■ Aim of the task ■
Count the lines below that contain the word "rich" and give only that number.

Collected data entries:
## BEGIN
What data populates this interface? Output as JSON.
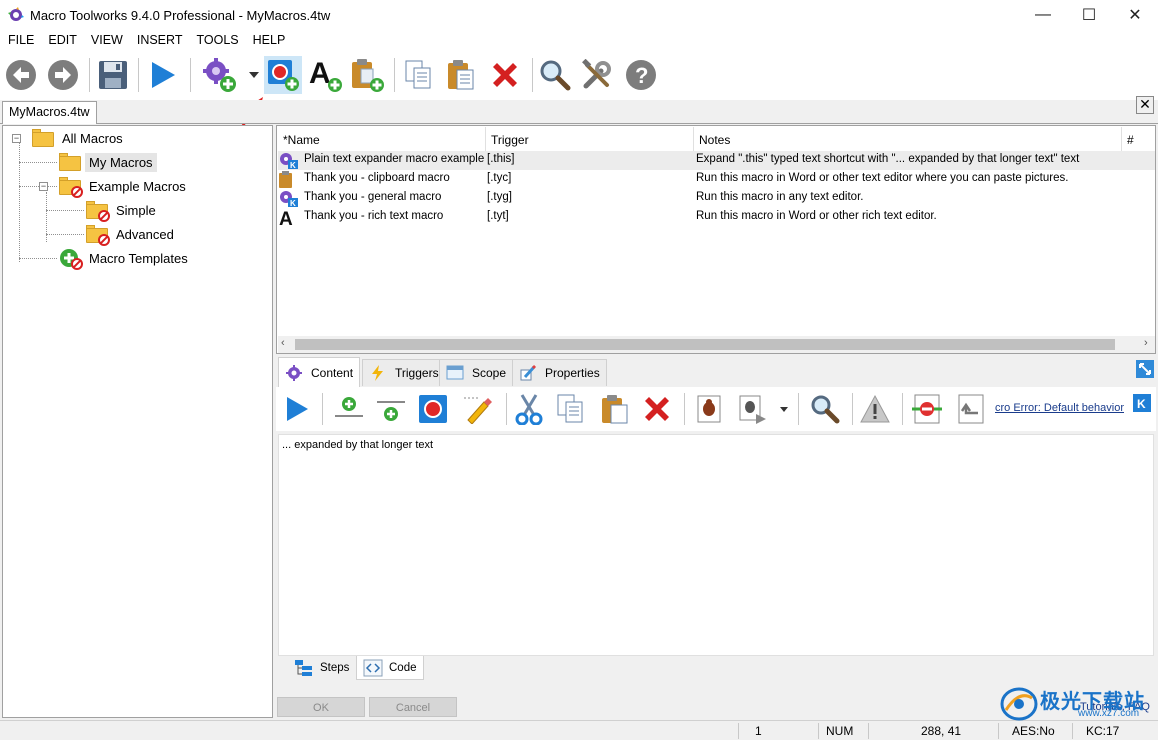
{
  "window": {
    "title": "Macro Toolworks 9.4.0 Professional - MyMacros.4tw",
    "minimize": "—",
    "maximize": "☐",
    "close": "✕"
  },
  "menu": [
    "FILE",
    "EDIT",
    "VIEW",
    "INSERT",
    "TOOLS",
    "HELP"
  ],
  "toolbar": {
    "icons": [
      "back-icon",
      "forward-icon",
      "save-icon",
      "play-icon",
      "new-macro-icon",
      "dropdown-arrow-icon",
      "record-macro-icon",
      "text-macro-icon",
      "clipboard-macro-icon",
      "copy-icon",
      "paste-icon",
      "delete-icon",
      "search-icon",
      "tools-icon",
      "help-icon"
    ],
    "highlighted": "record-macro-icon"
  },
  "document_tab": {
    "label": "MyMacros.4tw",
    "close": "✕"
  },
  "tree": {
    "root": "All Macros",
    "items": [
      "My Macros",
      "Example Macros",
      "Simple",
      "Advanced",
      "Macro Templates"
    ]
  },
  "macro_list": {
    "columns": [
      "*Name",
      "Trigger",
      "Notes",
      "#"
    ],
    "rows": [
      {
        "name": "Plain text expander macro example",
        "trigger": "[.this]",
        "notes": "Expand \".this\" typed text shortcut with \"... expanded by that longer text\" text",
        "icon": "gear-k-icon"
      },
      {
        "name": "Thank you - clipboard macro",
        "trigger": "[.tyc]",
        "notes": "Run this macro in Word or other text editor where you can paste pictures.",
        "icon": "clipboard-icon"
      },
      {
        "name": "Thank you - general macro",
        "trigger": "[.tyg]",
        "notes": "Run this macro in any text editor.",
        "icon": "gear-k-icon"
      },
      {
        "name": "Thank you - rich text macro",
        "trigger": "[.tyt]",
        "notes": "Run this macro in Word or other rich text editor.",
        "icon": "text-a-icon"
      }
    ]
  },
  "panel": {
    "tabs": [
      "Content",
      "Triggers",
      "Scope",
      "Properties"
    ],
    "active_tab": "Content",
    "macro_error_link": "cro Error: Default behavior",
    "editor_text": "... expanded by that longer text",
    "bottom_tabs": [
      "Steps",
      "Code"
    ],
    "active_bottom_tab": "Code",
    "ok": "OK",
    "cancel": "Cancel",
    "tutorials": "Tutorials, FAQ"
  },
  "statusbar": {
    "count": "1",
    "num": "NUM",
    "position": "288,  41",
    "aes": "AES:No",
    "kc": "KC:17"
  },
  "watermark": {
    "text": "极光下载站",
    "url": "www.xz7.com"
  }
}
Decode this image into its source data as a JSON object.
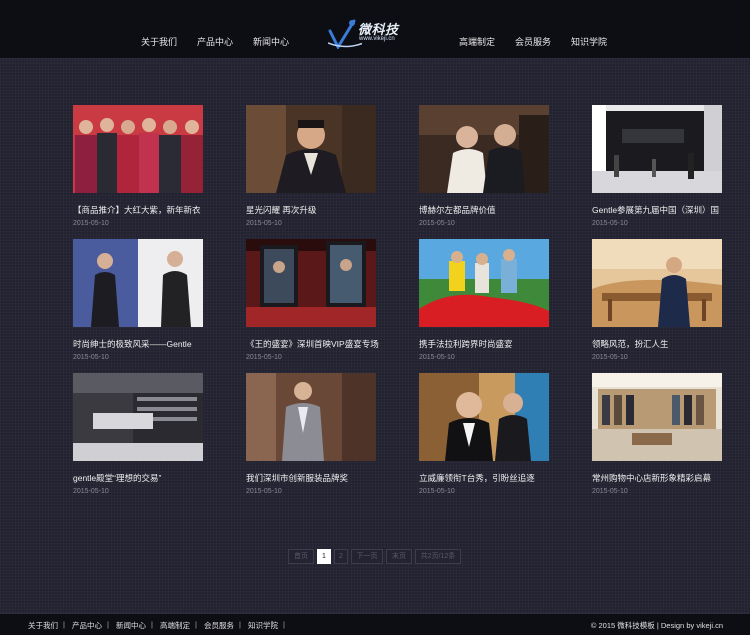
{
  "header": {
    "nav_left": [
      "关于我们",
      "产品中心",
      "新闻中心"
    ],
    "nav_right": [
      "高端制定",
      "会员服务",
      "知识学院"
    ],
    "logo_name": "微科技",
    "logo_url": "www.vikeji.cn",
    "logo_color": "#3a7bd5"
  },
  "news": [
    {
      "title": "【商品推介】大红大紫，新年新衣",
      "date": "2015-05-10",
      "image": "men-in-red-suits"
    },
    {
      "title": "星光闪耀 再次升级",
      "date": "2015-05-10",
      "image": "man-in-dark-suit"
    },
    {
      "title": "博赫尔左都品牌价值",
      "date": "2015-05-10",
      "image": "two-gentlemen-in-shop"
    },
    {
      "title": "Gentle参展第九届中国（深圳）国",
      "date": "2015-05-10",
      "image": "exhibition-booth"
    },
    {
      "title": "时尚绅士的极致风采——Gentle",
      "date": "2015-05-10",
      "image": "two-men-in-coats"
    },
    {
      "title": "《王的盛宴》深圳首映VIP盛宴专场",
      "date": "2015-05-10",
      "image": "premiere-posters"
    },
    {
      "title": "携手法拉利跨界时尚盛宴",
      "date": "2015-05-10",
      "image": "group-with-red-car"
    },
    {
      "title": "领略风范，扮汇人生",
      "date": "2015-05-10",
      "image": "man-in-desert"
    },
    {
      "title": "gentle殿堂“理想的交易”",
      "date": "2015-05-10",
      "image": "store-interior"
    },
    {
      "title": "我们深圳市创新服装品牌奖",
      "date": "2015-05-10",
      "image": "man-in-grey-suit"
    },
    {
      "title": "立威廉领衔T台秀，引盼丝追逐",
      "date": "2015-05-10",
      "image": "two-men-portrait"
    },
    {
      "title": "常州购物中心店新形象精彩启幕",
      "date": "2015-05-10",
      "image": "boutique-interior"
    }
  ],
  "pagination": {
    "labels": [
      "首页",
      "1",
      "2",
      "下一页",
      "末页",
      "共2页/12条"
    ],
    "active": 1
  },
  "footer": {
    "links": [
      "关于我们",
      "产品中心",
      "新闻中心",
      "高端制定",
      "会员服务",
      "知识学院"
    ],
    "copyright": "© 2015 微科技模板 | Design by vikeji.cn"
  }
}
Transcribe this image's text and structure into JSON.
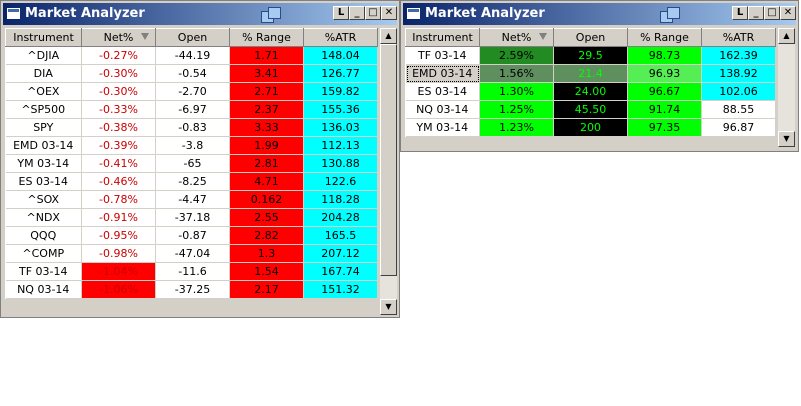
{
  "win1": {
    "title": "Market Analyzer",
    "columns": [
      "Instrument",
      "Net%",
      "Open",
      "% Range",
      "%ATR"
    ],
    "rows": [
      {
        "inst": "^DJIA",
        "net": "-0.27%",
        "open": "-44.19",
        "range": "1.71",
        "atr": "148.04"
      },
      {
        "inst": "DIA",
        "net": "-0.30%",
        "open": "-0.54",
        "range": "3.41",
        "atr": "126.77"
      },
      {
        "inst": "^OEX",
        "net": "-0.30%",
        "open": "-2.70",
        "range": "2.71",
        "atr": "159.82"
      },
      {
        "inst": "^SP500",
        "net": "-0.33%",
        "open": "-6.97",
        "range": "2.37",
        "atr": "155.36"
      },
      {
        "inst": "SPY",
        "net": "-0.38%",
        "open": "-0.83",
        "range": "3.33",
        "atr": "136.03"
      },
      {
        "inst": "EMD 03-14",
        "net": "-0.39%",
        "open": "-3.8",
        "range": "1.99",
        "atr": "112.13"
      },
      {
        "inst": "YM 03-14",
        "net": "-0.41%",
        "open": "-65",
        "range": "2.81",
        "atr": "130.88"
      },
      {
        "inst": "ES 03-14",
        "net": "-0.46%",
        "open": "-8.25",
        "range": "4.71",
        "atr": "122.6"
      },
      {
        "inst": "^SOX",
        "net": "-0.78%",
        "open": "-4.47",
        "range": "0.162",
        "atr": "118.28"
      },
      {
        "inst": "^NDX",
        "net": "-0.91%",
        "open": "-37.18",
        "range": "2.55",
        "atr": "204.28"
      },
      {
        "inst": "QQQ",
        "net": "-0.95%",
        "open": "-0.87",
        "range": "2.82",
        "atr": "165.5"
      },
      {
        "inst": "^COMP",
        "net": "-0.98%",
        "open": "-47.04",
        "range": "1.3",
        "atr": "207.12"
      },
      {
        "inst": "TF 03-14",
        "net": "-1.04%",
        "open": "-11.6",
        "range": "1.54",
        "atr": "167.74"
      },
      {
        "inst": "NQ 03-14",
        "net": "-1.06%",
        "open": "-37.25",
        "range": "2.17",
        "atr": "151.32"
      }
    ]
  },
  "win2": {
    "title": "Market Analyzer",
    "columns": [
      "Instrument",
      "Net%",
      "Open",
      "% Range",
      "%ATR"
    ],
    "rows": [
      {
        "inst": "TF 03-14",
        "net": "2.59%",
        "open": "29.5",
        "range": "98.73",
        "atr": "162.39"
      },
      {
        "inst": "EMD 03-14",
        "net": "1.56%",
        "open": "21.4",
        "range": "96.93",
        "atr": "138.92"
      },
      {
        "inst": "ES 03-14",
        "net": "1.30%",
        "open": "24.00",
        "range": "96.67",
        "atr": "102.06"
      },
      {
        "inst": "NQ 03-14",
        "net": "1.25%",
        "open": "45.50",
        "range": "91.74",
        "atr": "88.55"
      },
      {
        "inst": "YM 03-14",
        "net": "1.23%",
        "open": "200",
        "range": "97.35",
        "atr": "96.87"
      }
    ]
  },
  "buttons": {
    "min": "_",
    "max": "□",
    "close": "✕",
    "link": "L"
  },
  "colors": {
    "neg_text": "#cc0000",
    "red_cell": "#ff0000",
    "cyan_cell": "#00ffff",
    "green_bright": "#00ff00",
    "green_dark": "#228b22",
    "green_mid": "#55ee55",
    "green_gray": "#5f8f5f",
    "black": "#000000"
  }
}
## END
■ Reply to the exercise ■
2